## What you have to do:
Reproduce the full listing that appears beneath this instruction exactly.

════

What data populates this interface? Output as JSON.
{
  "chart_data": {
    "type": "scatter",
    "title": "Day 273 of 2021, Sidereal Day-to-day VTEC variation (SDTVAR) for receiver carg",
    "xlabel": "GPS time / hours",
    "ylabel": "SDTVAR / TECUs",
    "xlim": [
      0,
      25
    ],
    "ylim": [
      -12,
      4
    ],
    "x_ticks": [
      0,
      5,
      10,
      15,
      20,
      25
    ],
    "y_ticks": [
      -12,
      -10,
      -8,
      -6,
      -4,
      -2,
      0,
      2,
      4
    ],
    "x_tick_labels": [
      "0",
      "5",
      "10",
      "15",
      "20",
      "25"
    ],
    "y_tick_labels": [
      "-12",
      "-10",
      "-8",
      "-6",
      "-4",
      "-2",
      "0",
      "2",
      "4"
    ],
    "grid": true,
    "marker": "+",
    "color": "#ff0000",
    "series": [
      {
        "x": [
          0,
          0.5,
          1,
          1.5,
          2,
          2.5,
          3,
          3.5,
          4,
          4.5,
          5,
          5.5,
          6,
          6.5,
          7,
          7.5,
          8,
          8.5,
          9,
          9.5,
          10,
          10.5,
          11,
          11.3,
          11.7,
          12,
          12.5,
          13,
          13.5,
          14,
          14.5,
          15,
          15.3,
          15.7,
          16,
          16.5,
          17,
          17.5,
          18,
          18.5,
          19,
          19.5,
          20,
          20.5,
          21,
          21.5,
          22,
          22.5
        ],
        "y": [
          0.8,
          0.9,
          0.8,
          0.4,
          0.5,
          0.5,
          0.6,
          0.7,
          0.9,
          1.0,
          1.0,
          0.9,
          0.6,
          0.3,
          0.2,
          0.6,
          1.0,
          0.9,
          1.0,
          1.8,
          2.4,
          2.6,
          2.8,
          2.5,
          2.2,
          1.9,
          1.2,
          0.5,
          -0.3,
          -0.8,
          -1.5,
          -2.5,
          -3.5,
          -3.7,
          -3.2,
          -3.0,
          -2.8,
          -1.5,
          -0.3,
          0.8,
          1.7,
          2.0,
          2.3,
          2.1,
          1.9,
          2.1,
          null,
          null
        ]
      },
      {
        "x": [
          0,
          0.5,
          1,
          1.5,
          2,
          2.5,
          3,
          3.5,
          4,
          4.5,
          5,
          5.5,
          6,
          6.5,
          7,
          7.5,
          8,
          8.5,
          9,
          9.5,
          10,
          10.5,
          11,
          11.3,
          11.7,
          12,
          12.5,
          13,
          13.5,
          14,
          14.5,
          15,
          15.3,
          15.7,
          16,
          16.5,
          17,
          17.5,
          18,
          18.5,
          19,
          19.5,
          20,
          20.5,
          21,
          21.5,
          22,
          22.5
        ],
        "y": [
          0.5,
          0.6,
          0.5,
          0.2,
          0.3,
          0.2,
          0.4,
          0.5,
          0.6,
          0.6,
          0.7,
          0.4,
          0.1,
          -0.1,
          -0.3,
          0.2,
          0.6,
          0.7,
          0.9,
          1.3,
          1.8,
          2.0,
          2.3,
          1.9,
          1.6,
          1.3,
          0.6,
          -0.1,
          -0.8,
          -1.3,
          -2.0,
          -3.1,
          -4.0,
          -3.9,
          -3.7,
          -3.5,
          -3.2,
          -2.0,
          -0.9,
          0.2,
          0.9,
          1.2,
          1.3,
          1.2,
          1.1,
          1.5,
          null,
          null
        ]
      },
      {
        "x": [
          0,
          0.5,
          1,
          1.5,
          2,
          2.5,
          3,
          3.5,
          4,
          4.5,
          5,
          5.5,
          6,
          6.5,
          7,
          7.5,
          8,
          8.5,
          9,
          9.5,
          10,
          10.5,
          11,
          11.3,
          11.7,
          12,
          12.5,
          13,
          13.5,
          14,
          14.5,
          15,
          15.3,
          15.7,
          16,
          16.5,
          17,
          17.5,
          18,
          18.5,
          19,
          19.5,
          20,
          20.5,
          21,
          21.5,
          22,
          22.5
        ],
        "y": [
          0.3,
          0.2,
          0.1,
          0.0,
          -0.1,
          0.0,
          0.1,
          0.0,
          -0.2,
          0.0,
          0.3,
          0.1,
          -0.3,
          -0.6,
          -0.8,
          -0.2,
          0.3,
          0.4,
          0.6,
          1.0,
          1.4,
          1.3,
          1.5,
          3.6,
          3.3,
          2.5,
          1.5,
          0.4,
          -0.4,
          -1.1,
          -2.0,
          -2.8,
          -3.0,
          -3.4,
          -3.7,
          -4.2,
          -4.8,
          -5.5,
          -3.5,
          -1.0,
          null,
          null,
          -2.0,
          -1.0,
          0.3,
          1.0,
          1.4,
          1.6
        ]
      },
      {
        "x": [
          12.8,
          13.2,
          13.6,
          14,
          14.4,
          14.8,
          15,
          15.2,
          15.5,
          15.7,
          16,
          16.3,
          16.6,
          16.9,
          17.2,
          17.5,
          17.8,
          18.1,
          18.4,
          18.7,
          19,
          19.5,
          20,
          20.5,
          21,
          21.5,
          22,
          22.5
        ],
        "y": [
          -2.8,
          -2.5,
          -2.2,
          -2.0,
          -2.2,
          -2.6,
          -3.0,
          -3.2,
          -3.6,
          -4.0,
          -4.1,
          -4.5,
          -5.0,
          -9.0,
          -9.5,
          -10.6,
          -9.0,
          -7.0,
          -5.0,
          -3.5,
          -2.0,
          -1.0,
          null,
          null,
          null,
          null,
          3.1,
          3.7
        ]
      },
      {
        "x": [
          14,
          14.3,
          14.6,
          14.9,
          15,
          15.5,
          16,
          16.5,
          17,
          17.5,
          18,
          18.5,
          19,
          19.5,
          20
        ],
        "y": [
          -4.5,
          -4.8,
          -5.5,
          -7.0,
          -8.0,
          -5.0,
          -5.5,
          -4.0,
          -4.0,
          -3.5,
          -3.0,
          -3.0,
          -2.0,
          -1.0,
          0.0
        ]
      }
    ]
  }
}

════

## Result:
What data populates this interface? Output as JSON.
{
  "chart_data": {
    "type": "scatter",
    "title": "Day 273 of 2021, Sidereal Day-to-day VTEC variation (SDTVAR) for receiver carg",
    "xlabel": "GPS time / hours",
    "ylabel": "SDTVAR / TECUs",
    "xlim": [
      0,
      25
    ],
    "ylim": [
      -12,
      4
    ],
    "x_ticks": [
      0,
      5,
      10,
      15,
      20,
      25
    ],
    "y_ticks": [
      -12,
      -10,
      -8,
      -6,
      -4,
      -2,
      0,
      2,
      4
    ],
    "x_tick_labels": [
      "0",
      "5",
      "10",
      "15",
      "20",
      "25"
    ],
    "y_tick_labels": [
      "-12",
      "-10",
      "-8",
      "-6",
      "-4",
      "-2",
      "0",
      "2",
      "4"
    ],
    "grid": true,
    "marker": "+",
    "color": "#ff0000",
    "series": [
      {
        "x": [
          0,
          0.5,
          1,
          1.5,
          2,
          2.5,
          3,
          3.5,
          4,
          4.5,
          5,
          5.5,
          6,
          6.5,
          7,
          7.5,
          8,
          8.5,
          9,
          9.5,
          10,
          10.5,
          11,
          11.3,
          11.7,
          12,
          12.5,
          13,
          13.5,
          14,
          14.5,
          15,
          15.3,
          15.7,
          16,
          16.5,
          17,
          17.5,
          18,
          18.5,
          19,
          19.5,
          20,
          20.5,
          21,
          21.5,
          22,
          22.5
        ],
        "y": [
          0.8,
          0.9,
          0.8,
          0.4,
          0.5,
          0.5,
          0.6,
          0.7,
          0.9,
          1.0,
          1.0,
          0.9,
          0.6,
          0.3,
          0.2,
          0.6,
          1.0,
          0.9,
          1.0,
          1.8,
          2.4,
          2.6,
          2.8,
          2.5,
          2.2,
          1.9,
          1.2,
          0.5,
          -0.3,
          -0.8,
          -1.5,
          -2.5,
          -3.5,
          -3.7,
          -3.2,
          -3.0,
          -2.8,
          -1.5,
          -0.3,
          0.8,
          1.7,
          2.0,
          2.3,
          2.1,
          1.9,
          2.1,
          null,
          null
        ]
      },
      {
        "x": [
          0,
          0.5,
          1,
          1.5,
          2,
          2.5,
          3,
          3.5,
          4,
          4.5,
          5,
          5.5,
          6,
          6.5,
          7,
          7.5,
          8,
          8.5,
          9,
          9.5,
          10,
          10.5,
          11,
          11.3,
          11.7,
          12,
          12.5,
          13,
          13.5,
          14,
          14.5,
          15,
          15.3,
          15.7,
          16,
          16.5,
          17,
          17.5,
          18,
          18.5,
          19,
          19.5,
          20,
          20.5,
          21,
          21.5,
          22,
          22.5
        ],
        "y": [
          0.5,
          0.6,
          0.5,
          0.2,
          0.3,
          0.2,
          0.4,
          0.5,
          0.6,
          0.6,
          0.7,
          0.4,
          0.1,
          -0.1,
          -0.3,
          0.2,
          0.6,
          0.7,
          0.9,
          1.3,
          1.8,
          2.0,
          2.3,
          1.9,
          1.6,
          1.3,
          0.6,
          -0.1,
          -0.8,
          -1.3,
          -2.0,
          -3.1,
          -4.0,
          -3.9,
          -3.7,
          -3.5,
          -3.2,
          -2.0,
          -0.9,
          0.2,
          0.9,
          1.2,
          1.3,
          1.2,
          1.1,
          1.5,
          null,
          null
        ]
      },
      {
        "x": [
          0,
          0.5,
          1,
          1.5,
          2,
          2.5,
          3,
          3.5,
          4,
          4.5,
          5,
          5.5,
          6,
          6.5,
          7,
          7.5,
          8,
          8.5,
          9,
          9.5,
          10,
          10.5,
          11,
          11.3,
          11.7,
          12,
          12.5,
          13,
          13.5,
          14,
          14.5,
          15,
          15.3,
          15.7,
          16,
          16.5,
          17,
          17.5,
          18,
          18.5,
          19,
          19.5,
          20,
          20.5,
          21,
          21.5,
          22,
          22.5
        ],
        "y": [
          0.3,
          0.2,
          0.1,
          0.0,
          -0.1,
          0.0,
          0.1,
          0.0,
          -0.2,
          0.0,
          0.3,
          0.1,
          -0.3,
          -0.6,
          -0.8,
          -0.2,
          0.3,
          0.4,
          0.6,
          1.0,
          1.4,
          1.3,
          1.5,
          3.6,
          3.3,
          2.5,
          1.5,
          0.4,
          -0.4,
          -1.1,
          -2.0,
          -2.8,
          -3.0,
          -3.4,
          -3.7,
          -4.2,
          -4.8,
          -5.5,
          -3.5,
          -1.0,
          null,
          null,
          -2.0,
          -1.0,
          0.3,
          1.0,
          1.4,
          1.6
        ]
      },
      {
        "x": [
          12.8,
          13.2,
          13.6,
          14,
          14.4,
          14.8,
          15,
          15.2,
          15.5,
          15.7,
          16,
          16.3,
          16.6,
          16.9,
          17.2,
          17.5,
          17.8,
          18.1,
          18.4,
          18.7,
          19,
          19.5,
          20,
          20.5,
          21,
          21.5,
          22,
          22.5
        ],
        "y": [
          -2.8,
          -2.5,
          -2.2,
          -2.0,
          -2.2,
          -2.6,
          -3.0,
          -3.2,
          -3.6,
          -4.0,
          -4.1,
          -4.5,
          -5.0,
          -9.0,
          -9.5,
          -10.6,
          -9.0,
          -7.0,
          -5.0,
          -3.5,
          -2.0,
          -1.0,
          null,
          null,
          null,
          null,
          3.1,
          3.7
        ]
      },
      {
        "x": [
          14,
          14.3,
          14.6,
          14.9,
          15,
          15.5,
          16,
          16.5,
          17,
          17.5,
          18,
          18.5,
          19,
          19.5,
          20
        ],
        "y": [
          -4.5,
          -4.8,
          -5.5,
          -7.0,
          -8.0,
          -5.0,
          -5.5,
          -4.0,
          -4.0,
          -3.5,
          -3.0,
          -3.0,
          -2.0,
          -1.0,
          0.0
        ]
      }
    ]
  }
}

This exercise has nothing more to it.